(EXERCISE OBJECTIVE)
The data below needs to be returned exactly, line for line.

(Dataset rows about figures)

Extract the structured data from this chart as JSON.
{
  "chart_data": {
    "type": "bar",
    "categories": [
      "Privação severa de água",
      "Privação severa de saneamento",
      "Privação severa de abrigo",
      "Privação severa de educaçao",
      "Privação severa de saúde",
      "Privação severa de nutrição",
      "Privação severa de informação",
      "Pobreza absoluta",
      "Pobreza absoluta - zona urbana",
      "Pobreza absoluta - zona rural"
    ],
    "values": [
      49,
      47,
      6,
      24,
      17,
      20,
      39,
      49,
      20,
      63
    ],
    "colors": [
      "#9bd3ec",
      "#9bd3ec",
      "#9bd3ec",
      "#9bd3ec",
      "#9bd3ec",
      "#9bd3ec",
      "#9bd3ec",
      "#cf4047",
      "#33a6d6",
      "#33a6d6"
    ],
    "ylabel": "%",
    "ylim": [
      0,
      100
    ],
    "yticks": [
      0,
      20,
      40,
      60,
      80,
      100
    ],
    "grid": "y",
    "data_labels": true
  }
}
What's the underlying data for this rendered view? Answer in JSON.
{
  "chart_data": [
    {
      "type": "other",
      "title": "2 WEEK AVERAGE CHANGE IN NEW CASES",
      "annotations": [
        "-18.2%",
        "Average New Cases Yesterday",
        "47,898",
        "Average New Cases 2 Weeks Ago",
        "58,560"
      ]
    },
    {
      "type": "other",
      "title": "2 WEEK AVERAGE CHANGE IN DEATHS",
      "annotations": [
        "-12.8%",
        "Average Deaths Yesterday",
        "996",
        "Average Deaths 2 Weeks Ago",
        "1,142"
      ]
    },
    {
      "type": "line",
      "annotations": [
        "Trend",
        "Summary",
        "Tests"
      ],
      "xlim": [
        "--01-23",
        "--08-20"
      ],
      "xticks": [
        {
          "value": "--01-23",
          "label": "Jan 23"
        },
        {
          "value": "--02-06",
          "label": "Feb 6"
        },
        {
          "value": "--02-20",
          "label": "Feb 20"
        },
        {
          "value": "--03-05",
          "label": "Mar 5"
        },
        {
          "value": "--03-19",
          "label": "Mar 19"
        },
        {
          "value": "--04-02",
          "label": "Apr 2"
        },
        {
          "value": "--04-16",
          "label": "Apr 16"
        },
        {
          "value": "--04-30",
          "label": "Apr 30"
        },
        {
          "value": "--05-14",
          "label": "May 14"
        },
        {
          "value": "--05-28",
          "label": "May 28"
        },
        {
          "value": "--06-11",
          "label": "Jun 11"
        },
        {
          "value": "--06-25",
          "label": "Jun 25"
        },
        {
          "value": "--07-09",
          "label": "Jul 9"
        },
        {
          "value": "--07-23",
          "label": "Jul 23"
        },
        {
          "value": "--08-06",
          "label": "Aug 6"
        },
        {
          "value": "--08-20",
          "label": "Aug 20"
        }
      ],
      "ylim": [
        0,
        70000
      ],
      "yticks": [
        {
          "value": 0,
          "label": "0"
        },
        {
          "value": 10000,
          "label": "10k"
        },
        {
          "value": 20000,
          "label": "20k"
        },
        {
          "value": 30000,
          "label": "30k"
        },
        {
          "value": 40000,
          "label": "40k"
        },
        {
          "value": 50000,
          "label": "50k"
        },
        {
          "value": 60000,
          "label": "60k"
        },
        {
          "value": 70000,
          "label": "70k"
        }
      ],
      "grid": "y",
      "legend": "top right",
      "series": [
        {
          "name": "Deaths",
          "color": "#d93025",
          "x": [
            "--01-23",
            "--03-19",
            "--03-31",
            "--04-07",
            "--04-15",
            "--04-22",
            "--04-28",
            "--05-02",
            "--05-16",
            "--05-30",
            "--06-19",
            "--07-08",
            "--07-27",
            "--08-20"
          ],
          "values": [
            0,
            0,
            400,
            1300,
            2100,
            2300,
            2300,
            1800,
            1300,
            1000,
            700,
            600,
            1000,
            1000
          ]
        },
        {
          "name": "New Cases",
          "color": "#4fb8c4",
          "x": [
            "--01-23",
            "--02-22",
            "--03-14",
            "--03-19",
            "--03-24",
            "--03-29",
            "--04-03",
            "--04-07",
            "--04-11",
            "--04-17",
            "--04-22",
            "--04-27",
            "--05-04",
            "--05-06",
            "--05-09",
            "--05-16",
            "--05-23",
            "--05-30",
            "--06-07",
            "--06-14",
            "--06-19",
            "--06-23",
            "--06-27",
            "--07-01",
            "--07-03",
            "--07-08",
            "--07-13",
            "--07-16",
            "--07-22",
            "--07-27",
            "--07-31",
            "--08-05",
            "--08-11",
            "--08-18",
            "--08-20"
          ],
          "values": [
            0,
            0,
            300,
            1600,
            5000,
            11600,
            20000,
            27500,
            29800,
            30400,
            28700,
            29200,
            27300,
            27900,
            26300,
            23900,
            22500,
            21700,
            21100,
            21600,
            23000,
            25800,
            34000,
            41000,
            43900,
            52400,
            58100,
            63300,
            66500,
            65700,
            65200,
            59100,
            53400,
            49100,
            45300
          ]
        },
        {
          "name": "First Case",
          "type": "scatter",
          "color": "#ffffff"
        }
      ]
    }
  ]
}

(ANSWER FOR THIS EXERCISE)
Extract the structured data from this chart as JSON.
{
  "chart_data": {
    "type": "bar",
    "categories": [
      "Privação severa de água",
      "Privação severa de saneamento",
      "Privação severa de abrigo",
      "Privação severa de educaçao",
      "Privação severa de saúde",
      "Privação severa de nutrição",
      "Privação severa de informação",
      "Pobreza absoluta",
      "Pobreza absoluta - zona urbana",
      "Pobreza absoluta - zona rural"
    ],
    "values": [
      49,
      47,
      6,
      24,
      17,
      20,
      39,
      49,
      20,
      63
    ],
    "colors": [
      "#9bd3ec",
      "#9bd3ec",
      "#9bd3ec",
      "#9bd3ec",
      "#9bd3ec",
      "#9bd3ec",
      "#9bd3ec",
      "#cf4047",
      "#33a6d6",
      "#33a6d6"
    ],
    "ylabel": "%",
    "ylim": [
      0,
      100
    ],
    "yticks": [
      0,
      20,
      40,
      60,
      80,
      100
    ],
    "grid": "y",
    "data_labels": true
  }
}
What's the underlying data for this rendered view? Answer in JSON.
{
  "chart_data": [
    {
      "type": "other",
      "title": "2 WEEK AVERAGE CHANGE IN NEW CASES",
      "annotations": [
        "-18.2%",
        "Average New Cases Yesterday",
        "47,898",
        "Average New Cases 2 Weeks Ago",
        "58,560"
      ]
    },
    {
      "type": "other",
      "title": "2 WEEK AVERAGE CHANGE IN DEATHS",
      "annotations": [
        "-12.8%",
        "Average Deaths Yesterday",
        "996",
        "Average Deaths 2 Weeks Ago",
        "1,142"
      ]
    },
    {
      "type": "line",
      "annotations": [
        "Trend",
        "Summary",
        "Tests"
      ],
      "xlim": [
        "--01-23",
        "--08-20"
      ],
      "xticks": [
        {
          "value": "--01-23",
          "label": "Jan 23"
        },
        {
          "value": "--02-06",
          "label": "Feb 6"
        },
        {
          "value": "--02-20",
          "label": "Feb 20"
        },
        {
          "value": "--03-05",
          "label": "Mar 5"
        },
        {
          "value": "--03-19",
          "label": "Mar 19"
        },
        {
          "value": "--04-02",
          "label": "Apr 2"
        },
        {
          "value": "--04-16",
          "label": "Apr 16"
        },
        {
          "value": "--04-30",
          "label": "Apr 30"
        },
        {
          "value": "--05-14",
          "label": "May 14"
        },
        {
          "value": "--05-28",
          "label": "May 28"
        },
        {
          "value": "--06-11",
          "label": "Jun 11"
        },
        {
          "value": "--06-25",
          "label": "Jun 25"
        },
        {
          "value": "--07-09",
          "label": "Jul 9"
        },
        {
          "value": "--07-23",
          "label": "Jul 23"
        },
        {
          "value": "--08-06",
          "label": "Aug 6"
        },
        {
          "value": "--08-20",
          "label": "Aug 20"
        }
      ],
      "ylim": [
        0,
        70000
      ],
      "yticks": [
        {
          "value": 0,
          "label": "0"
        },
        {
          "value": 10000,
          "label": "10k"
        },
        {
          "value": 20000,
          "label": "20k"
        },
        {
          "value": 30000,
          "label": "30k"
        },
        {
          "value": 40000,
          "label": "40k"
        },
        {
          "value": 50000,
          "label": "50k"
        },
        {
          "value": 60000,
          "label": "60k"
        },
        {
          "value": 70000,
          "label": "70k"
        }
      ],
      "grid": "y",
      "legend": "top right",
      "series": [
        {
          "name": "Deaths",
          "color": "#d93025",
          "x": [
            "--01-23",
            "--03-19",
            "--03-31",
            "--04-07",
            "--04-15",
            "--04-22",
            "--04-28",
            "--05-02",
            "--05-16",
            "--05-30",
            "--06-19",
            "--07-08",
            "--07-27",
            "--08-20"
          ],
          "values": [
            0,
            0,
            400,
            1300,
            2100,
            2300,
            2300,
            1800,
            1300,
            1000,
            700,
            600,
            1000,
            1000
          ]
        },
        {
          "name": "New Cases",
          "color": "#4fb8c4",
          "x": [
            "--01-23",
            "--02-22",
            "--03-14",
            "--03-19",
            "--03-24",
            "--03-29",
            "--04-03",
            "--04-07",
            "--04-11",
            "--04-17",
            "--04-22",
            "--04-27",
            "--05-04",
            "--05-06",
            "--05-09",
            "--05-16",
            "--05-23",
            "--05-30",
            "--06-07",
            "--06-14",
            "--06-19",
            "--06-23",
            "--06-27",
            "--07-01",
            "--07-03",
            "--07-08",
            "--07-13",
            "--07-16",
            "--07-22",
            "--07-27",
            "--07-31",
            "--08-05",
            "--08-11",
            "--08-18",
            "--08-20"
          ],
          "values": [
            0,
            0,
            300,
            1600,
            5000,
            11600,
            20000,
            27500,
            29800,
            30400,
            28700,
            29200,
            27300,
            27900,
            26300,
            23900,
            22500,
            21700,
            21100,
            21600,
            23000,
            25800,
            34000,
            41000,
            43900,
            52400,
            58100,
            63300,
            66500,
            65700,
            65200,
            59100,
            53400,
            49100,
            45300
          ]
        },
        {
          "name": "First Case",
          "type": "scatter",
          "color": "#ffffff"
        }
      ]
    }
  ]
}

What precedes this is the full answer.